=== Given request ===
Output each entry below as it stands, leaving out every picture.
** start of Listed records **
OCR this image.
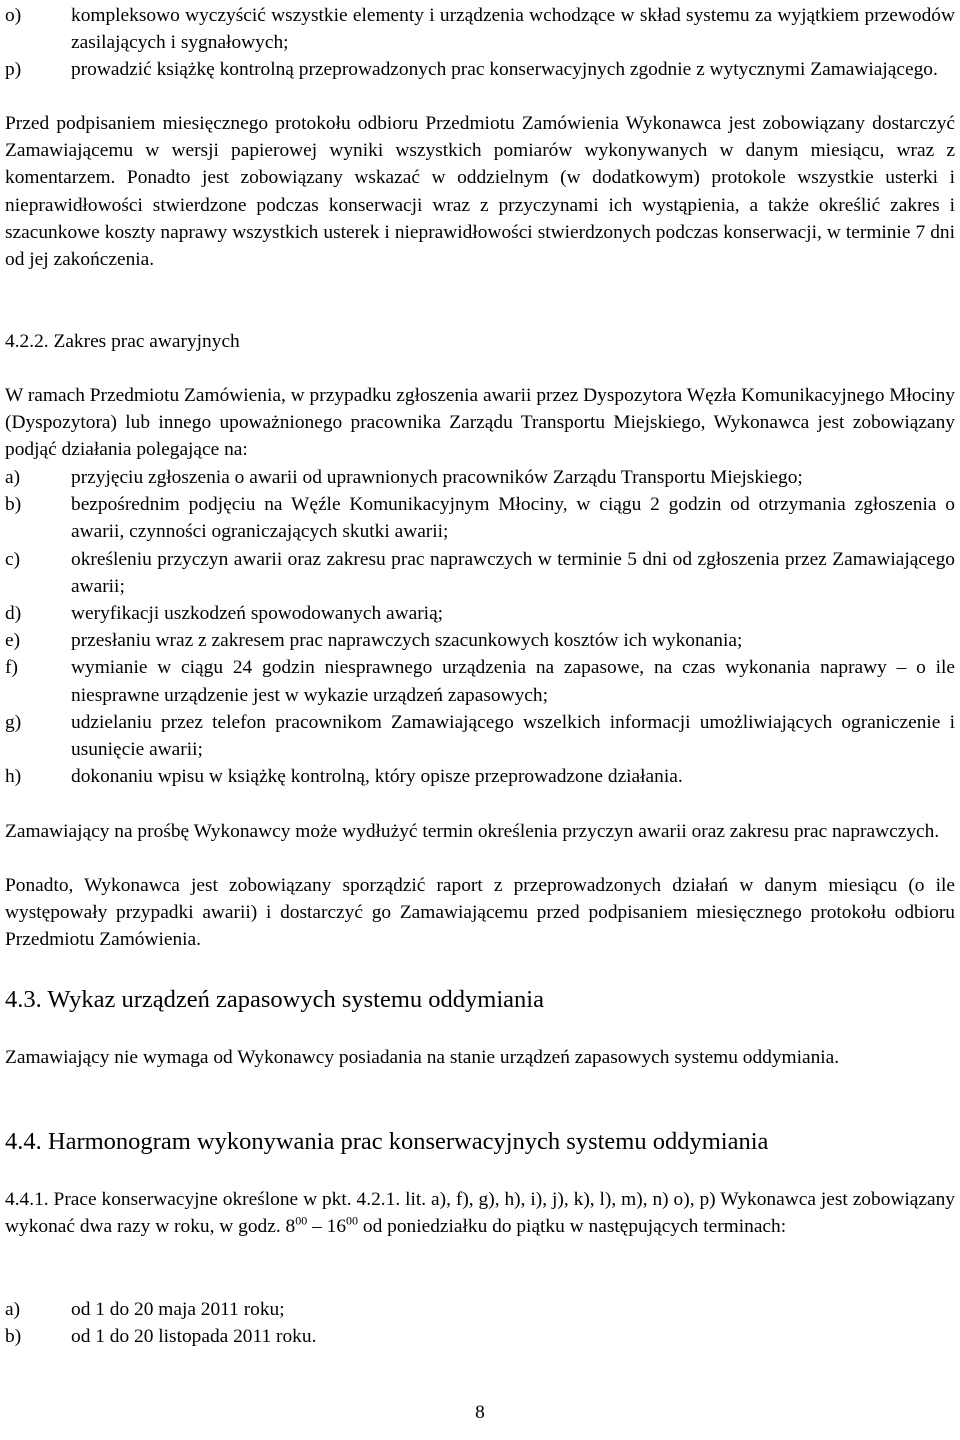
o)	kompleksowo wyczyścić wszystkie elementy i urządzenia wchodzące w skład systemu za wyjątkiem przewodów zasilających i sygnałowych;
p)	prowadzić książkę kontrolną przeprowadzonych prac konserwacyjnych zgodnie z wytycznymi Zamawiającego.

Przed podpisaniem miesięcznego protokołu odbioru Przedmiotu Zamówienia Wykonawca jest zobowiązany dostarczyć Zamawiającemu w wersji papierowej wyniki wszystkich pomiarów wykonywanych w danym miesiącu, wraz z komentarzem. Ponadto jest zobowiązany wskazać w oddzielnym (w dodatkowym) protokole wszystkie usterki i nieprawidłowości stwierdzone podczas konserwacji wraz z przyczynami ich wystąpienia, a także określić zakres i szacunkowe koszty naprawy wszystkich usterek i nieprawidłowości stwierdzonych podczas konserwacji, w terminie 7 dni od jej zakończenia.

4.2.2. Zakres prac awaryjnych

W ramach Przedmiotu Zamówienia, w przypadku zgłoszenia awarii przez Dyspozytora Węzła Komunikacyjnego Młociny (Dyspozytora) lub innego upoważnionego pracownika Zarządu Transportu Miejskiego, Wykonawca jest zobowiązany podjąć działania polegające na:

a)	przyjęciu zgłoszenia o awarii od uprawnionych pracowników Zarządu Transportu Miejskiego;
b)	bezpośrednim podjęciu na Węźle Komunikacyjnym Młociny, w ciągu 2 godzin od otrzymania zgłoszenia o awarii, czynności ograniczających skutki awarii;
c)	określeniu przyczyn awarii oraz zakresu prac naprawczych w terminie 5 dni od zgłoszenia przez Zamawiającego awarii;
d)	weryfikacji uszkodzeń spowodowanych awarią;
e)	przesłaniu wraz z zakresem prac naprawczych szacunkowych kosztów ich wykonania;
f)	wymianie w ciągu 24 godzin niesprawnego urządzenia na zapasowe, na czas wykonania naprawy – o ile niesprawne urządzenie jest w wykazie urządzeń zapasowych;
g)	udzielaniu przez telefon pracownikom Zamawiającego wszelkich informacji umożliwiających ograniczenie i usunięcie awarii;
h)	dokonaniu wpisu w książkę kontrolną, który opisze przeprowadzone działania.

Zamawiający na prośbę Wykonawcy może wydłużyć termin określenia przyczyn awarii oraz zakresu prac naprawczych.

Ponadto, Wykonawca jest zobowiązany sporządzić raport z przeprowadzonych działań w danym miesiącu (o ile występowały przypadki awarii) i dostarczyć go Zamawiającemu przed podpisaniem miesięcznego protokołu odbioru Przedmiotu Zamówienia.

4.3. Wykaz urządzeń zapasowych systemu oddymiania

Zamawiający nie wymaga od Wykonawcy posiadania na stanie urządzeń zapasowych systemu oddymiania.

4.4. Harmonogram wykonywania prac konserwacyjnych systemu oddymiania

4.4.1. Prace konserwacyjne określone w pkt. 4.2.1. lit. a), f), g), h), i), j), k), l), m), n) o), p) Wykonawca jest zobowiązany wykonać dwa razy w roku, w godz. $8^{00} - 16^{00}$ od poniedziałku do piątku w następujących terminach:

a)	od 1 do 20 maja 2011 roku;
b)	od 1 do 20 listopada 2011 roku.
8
** end of Listed records **
=== Output for this task ===
OCR this image.
o)	kompleksowo wyczyścić wszystkie elementy i urządzenia wchodzące w skład systemu za wyjątkiem przewodów zasilających i sygnałowych;
p)	prowadzić książkę kontrolną przeprowadzonych prac konserwacyjnych zgodnie z wytycznymi Zamawiającego.

Przed podpisaniem miesięcznego protokołu odbioru Przedmiotu Zamówienia Wykonawca jest zobowiązany dostarczyć Zamawiającemu w wersji papierowej wyniki wszystkich pomiarów wykonywanych w danym miesiącu, wraz z komentarzem. Ponadto jest zobowiązany wskazać w oddzielnym (w dodatkowym) protokole wszystkie usterki i nieprawidłowości stwierdzone podczas konserwacji wraz z przyczynami ich wystąpienia, a także określić zakres i szacunkowe koszty naprawy wszystkich usterek i nieprawidłowości stwierdzonych podczas konserwacji, w terminie 7 dni od jej zakończenia.

4.2.2. Zakres prac awaryjnych

W ramach Przedmiotu Zamówienia, w przypadku zgłoszenia awarii przez Dyspozytora Węzła Komunikacyjnego Młociny (Dyspozytora) lub innego upoważnionego pracownika Zarządu Transportu Miejskiego, Wykonawca jest zobowiązany podjąć działania polegające na:

a)	przyjęciu zgłoszenia o awarii od uprawnionych pracowników Zarządu Transportu Miejskiego;
b)	bezpośrednim podjęciu na Węźle Komunikacyjnym Młociny, w ciągu 2 godzin od otrzymania zgłoszenia o awarii, czynności ograniczających skutki awarii;
c)	określeniu przyczyn awarii oraz zakresu prac naprawczych w terminie 5 dni od zgłoszenia przez Zamawiającego awarii;
d)	weryfikacji uszkodzeń spowodowanych awarią;
e)	przesłaniu wraz z zakresem prac naprawczych szacunkowych kosztów ich wykonania;
f)	wymianie w ciągu 24 godzin niesprawnego urządzenia na zapasowe, na czas wykonania naprawy – o ile niesprawne urządzenie jest w wykazie urządzeń zapasowych;
g)	udzielaniu przez telefon pracownikom Zamawiającego wszelkich informacji umożliwiających ograniczenie i usunięcie awarii;
h)	dokonaniu wpisu w książkę kontrolną, który opisze przeprowadzone działania.

Zamawiający na prośbę Wykonawcy może wydłużyć termin określenia przyczyn awarii oraz zakresu prac naprawczych.

Ponadto, Wykonawca jest zobowiązany sporządzić raport z przeprowadzonych działań w danym miesiącu (o ile występowały przypadki awarii) i dostarczyć go Zamawiającemu przed podpisaniem miesięcznego protokołu odbioru Przedmiotu Zamówienia.

4.3. Wykaz urządzeń zapasowych systemu oddymiania

Zamawiający nie wymaga od Wykonawcy posiadania na stanie urządzeń zapasowych systemu oddymiania.

4.4. Harmonogram wykonywania prac konserwacyjnych systemu oddymiania

4.4.1. Prace konserwacyjne określone w pkt. 4.2.1. lit. a), f), g), h), i), j), k), l), m), n) o), p) Wykonawca jest zobowiązany wykonać dwa razy w roku, w godz. $8^{00} - 16^{00}$ od poniedziałku do piątku w następujących terminach:

a)	od 1 do 20 maja 2011 roku;
b)	od 1 do 20 listopada 2011 roku.
8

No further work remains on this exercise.